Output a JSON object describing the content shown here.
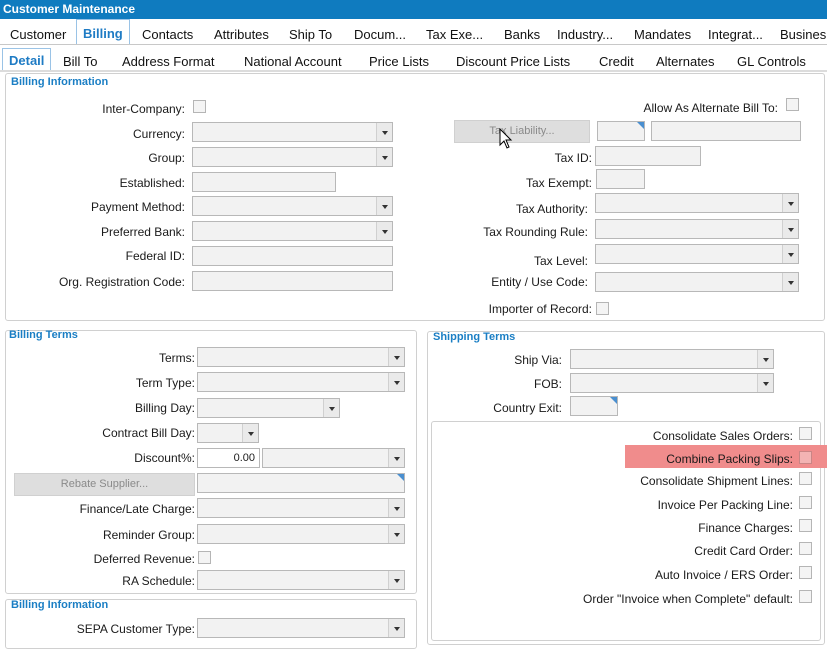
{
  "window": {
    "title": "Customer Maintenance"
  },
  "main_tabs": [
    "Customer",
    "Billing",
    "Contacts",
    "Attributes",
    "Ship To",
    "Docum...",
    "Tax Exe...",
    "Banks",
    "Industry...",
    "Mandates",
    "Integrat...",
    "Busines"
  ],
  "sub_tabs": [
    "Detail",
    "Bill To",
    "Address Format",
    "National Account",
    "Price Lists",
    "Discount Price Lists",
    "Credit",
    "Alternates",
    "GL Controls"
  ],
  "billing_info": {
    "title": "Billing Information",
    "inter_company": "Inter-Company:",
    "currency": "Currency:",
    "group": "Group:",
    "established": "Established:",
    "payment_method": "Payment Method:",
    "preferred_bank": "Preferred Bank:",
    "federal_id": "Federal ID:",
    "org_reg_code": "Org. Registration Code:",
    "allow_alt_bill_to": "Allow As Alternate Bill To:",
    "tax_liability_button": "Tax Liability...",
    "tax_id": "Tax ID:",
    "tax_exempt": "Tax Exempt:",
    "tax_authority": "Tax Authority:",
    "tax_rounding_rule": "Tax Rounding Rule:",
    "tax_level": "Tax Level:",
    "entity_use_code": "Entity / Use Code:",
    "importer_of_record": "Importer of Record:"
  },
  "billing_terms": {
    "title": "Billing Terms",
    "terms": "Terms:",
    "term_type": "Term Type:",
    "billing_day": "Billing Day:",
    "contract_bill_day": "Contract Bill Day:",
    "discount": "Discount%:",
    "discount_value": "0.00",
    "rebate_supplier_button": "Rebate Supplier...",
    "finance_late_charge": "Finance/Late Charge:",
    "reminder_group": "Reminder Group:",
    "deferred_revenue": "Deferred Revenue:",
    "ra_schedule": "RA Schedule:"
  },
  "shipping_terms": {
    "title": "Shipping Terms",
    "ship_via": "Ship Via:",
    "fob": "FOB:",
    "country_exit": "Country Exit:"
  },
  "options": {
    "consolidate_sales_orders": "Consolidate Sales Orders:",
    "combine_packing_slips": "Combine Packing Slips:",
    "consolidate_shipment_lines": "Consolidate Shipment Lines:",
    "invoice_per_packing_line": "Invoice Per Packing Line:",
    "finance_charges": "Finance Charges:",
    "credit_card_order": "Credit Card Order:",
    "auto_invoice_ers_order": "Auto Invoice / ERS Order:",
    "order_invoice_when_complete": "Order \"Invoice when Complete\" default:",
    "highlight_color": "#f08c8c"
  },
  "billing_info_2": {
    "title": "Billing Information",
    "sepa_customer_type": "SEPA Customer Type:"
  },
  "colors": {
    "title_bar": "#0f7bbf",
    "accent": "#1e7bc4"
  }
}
········
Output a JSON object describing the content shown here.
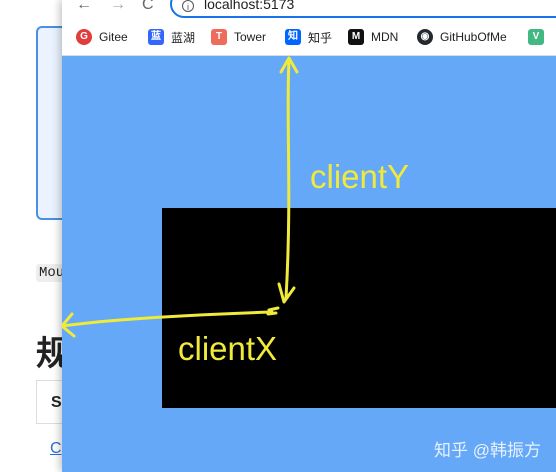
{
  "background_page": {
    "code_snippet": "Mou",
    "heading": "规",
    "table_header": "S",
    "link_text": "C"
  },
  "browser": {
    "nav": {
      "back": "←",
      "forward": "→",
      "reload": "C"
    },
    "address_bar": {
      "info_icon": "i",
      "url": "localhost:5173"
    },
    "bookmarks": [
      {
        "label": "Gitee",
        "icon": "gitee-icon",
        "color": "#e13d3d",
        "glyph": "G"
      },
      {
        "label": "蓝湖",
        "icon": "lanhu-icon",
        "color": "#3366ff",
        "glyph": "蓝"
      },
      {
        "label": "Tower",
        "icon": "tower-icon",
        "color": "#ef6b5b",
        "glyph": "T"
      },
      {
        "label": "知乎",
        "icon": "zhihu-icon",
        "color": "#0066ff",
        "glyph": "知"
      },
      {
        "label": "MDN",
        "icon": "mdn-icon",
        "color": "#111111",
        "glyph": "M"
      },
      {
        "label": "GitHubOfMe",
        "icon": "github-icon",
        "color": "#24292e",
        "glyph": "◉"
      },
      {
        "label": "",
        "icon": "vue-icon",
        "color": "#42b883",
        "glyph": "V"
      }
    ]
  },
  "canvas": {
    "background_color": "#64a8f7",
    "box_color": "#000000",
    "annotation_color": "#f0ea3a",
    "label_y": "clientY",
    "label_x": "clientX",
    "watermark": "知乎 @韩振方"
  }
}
········
▶ _PROBLEM_
Find every line that holds "Credit" and copy it.

▶ _ANSWER FOR THE TASK_
    "Credit",
    "credit_card_order": "Credit Card Order:",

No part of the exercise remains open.